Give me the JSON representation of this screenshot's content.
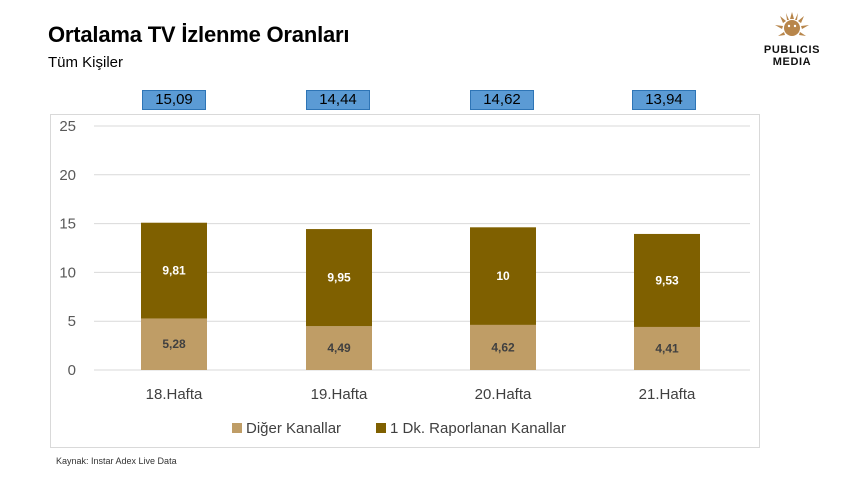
{
  "title": "Ortalama TV İzlenme Oranları",
  "subtitle": "Tüm Kişiler",
  "logo": {
    "line1": "PUBLICIS",
    "line2": "MEDIA"
  },
  "source": "Kaynak: Instar  Adex Live Data",
  "totals": [
    "15,09",
    "14,44",
    "14,62",
    "13,94"
  ],
  "colors": {
    "diger": "#bf9d66",
    "dk": "#7f6000",
    "badge": "#5b9bd5",
    "grid": "#d9d9d9"
  },
  "chart_data": {
    "type": "bar",
    "stacked": true,
    "categories": [
      "18.Hafta",
      "19.Hafta",
      "20.Hafta",
      "21.Hafta"
    ],
    "series": [
      {
        "name": "Diğer Kanallar",
        "values": [
          5.28,
          4.49,
          4.62,
          4.41
        ],
        "labels": [
          "5,28",
          "4,49",
          "4,62",
          "4,41"
        ]
      },
      {
        "name": "1 Dk. Raporlanan Kanallar",
        "values": [
          9.81,
          9.95,
          10,
          9.53
        ],
        "labels": [
          "9,81",
          "9,95",
          "10",
          "9,53"
        ]
      }
    ],
    "ylim": [
      0,
      25
    ],
    "yticks": [
      0,
      5,
      10,
      15,
      20,
      25
    ],
    "grid": true,
    "legend": "bottom"
  }
}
· · · ·
### Requirement
Leaving aside the images, write out the entries above word for word.

### Correct result
Give me the JSON representation of this screenshot's content.
{
  "title": "Ortalama TV İzlenme Oranları",
  "subtitle": "Tüm Kişiler",
  "logo": {
    "line1": "PUBLICIS",
    "line2": "MEDIA"
  },
  "source": "Kaynak: Instar  Adex Live Data",
  "totals": [
    "15,09",
    "14,44",
    "14,62",
    "13,94"
  ],
  "colors": {
    "diger": "#bf9d66",
    "dk": "#7f6000",
    "badge": "#5b9bd5",
    "grid": "#d9d9d9"
  },
  "chart_data": {
    "type": "bar",
    "stacked": true,
    "categories": [
      "18.Hafta",
      "19.Hafta",
      "20.Hafta",
      "21.Hafta"
    ],
    "series": [
      {
        "name": "Diğer Kanallar",
        "values": [
          5.28,
          4.49,
          4.62,
          4.41
        ],
        "labels": [
          "5,28",
          "4,49",
          "4,62",
          "4,41"
        ]
      },
      {
        "name": "1 Dk. Raporlanan Kanallar",
        "values": [
          9.81,
          9.95,
          10,
          9.53
        ],
        "labels": [
          "9,81",
          "9,95",
          "10",
          "9,53"
        ]
      }
    ],
    "ylim": [
      0,
      25
    ],
    "yticks": [
      0,
      5,
      10,
      15,
      20,
      25
    ],
    "grid": true,
    "legend": "bottom"
  }
}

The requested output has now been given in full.